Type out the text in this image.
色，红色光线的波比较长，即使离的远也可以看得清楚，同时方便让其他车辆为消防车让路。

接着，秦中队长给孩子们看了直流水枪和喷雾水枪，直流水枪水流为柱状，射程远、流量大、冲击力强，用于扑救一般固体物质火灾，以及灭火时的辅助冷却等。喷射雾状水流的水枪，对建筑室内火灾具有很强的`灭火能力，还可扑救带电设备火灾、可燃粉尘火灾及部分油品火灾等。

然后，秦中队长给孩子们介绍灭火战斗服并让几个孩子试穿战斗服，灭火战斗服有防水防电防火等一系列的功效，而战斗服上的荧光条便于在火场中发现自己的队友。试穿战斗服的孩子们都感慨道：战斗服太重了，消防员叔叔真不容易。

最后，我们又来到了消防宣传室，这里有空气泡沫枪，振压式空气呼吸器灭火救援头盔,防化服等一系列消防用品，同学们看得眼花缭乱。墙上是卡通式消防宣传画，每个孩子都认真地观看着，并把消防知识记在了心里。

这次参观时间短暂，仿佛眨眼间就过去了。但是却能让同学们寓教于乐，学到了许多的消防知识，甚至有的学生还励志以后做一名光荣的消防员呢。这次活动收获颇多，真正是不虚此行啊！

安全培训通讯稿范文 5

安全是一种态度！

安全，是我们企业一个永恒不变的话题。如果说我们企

==*==

### WHAT THIS TASK INVOLVES
Extract the complete data, matching each line exactly.

### SOLUTION TO THE EXERCISE
Type out the text in this image.
色，红色光线的波比较长，即使离的远也可以看得清楚，同时方便让其他车辆为消防车让路。

接着，秦中队长给孩子们看了直流水枪和喷雾水枪，直流水枪水流为柱状，射程远、流量大、冲击力强，用于扑救一般固体物质火灾，以及灭火时的辅助冷却等。喷射雾状水流的水枪，对建筑室内火灾具有很强的`灭火能力，还可扑救带电设备火灾、可燃粉尘火灾及部分油品火灾等。

然后，秦中队长给孩子们介绍灭火战斗服并让几个孩子试穿战斗服，灭火战斗服有防水防电防火等一系列的功效，而战斗服上的荧光条便于在火场中发现自己的队友。试穿战斗服的孩子们都感慨道：战斗服太重了，消防员叔叔真不容易。

最后，我们又来到了消防宣传室，这里有空气泡沫枪，振压式空气呼吸器灭火救援头盔,防化服等一系列消防用品，同学们看得眼花缭乱。墙上是卡通式消防宣传画，每个孩子都认真地观看着，并把消防知识记在了心里。

这次参观时间短暂，仿佛眨眼间就过去了。但是却能让同学们寓教于乐，学到了许多的消防知识，甚至有的学生还励志以后做一名光荣的消防员呢。这次活动收获颇多，真正是不虚此行啊！

安全培训通讯稿范文 5

安全是一种态度！

安全，是我们企业一个永恒不变的话题。如果说我们企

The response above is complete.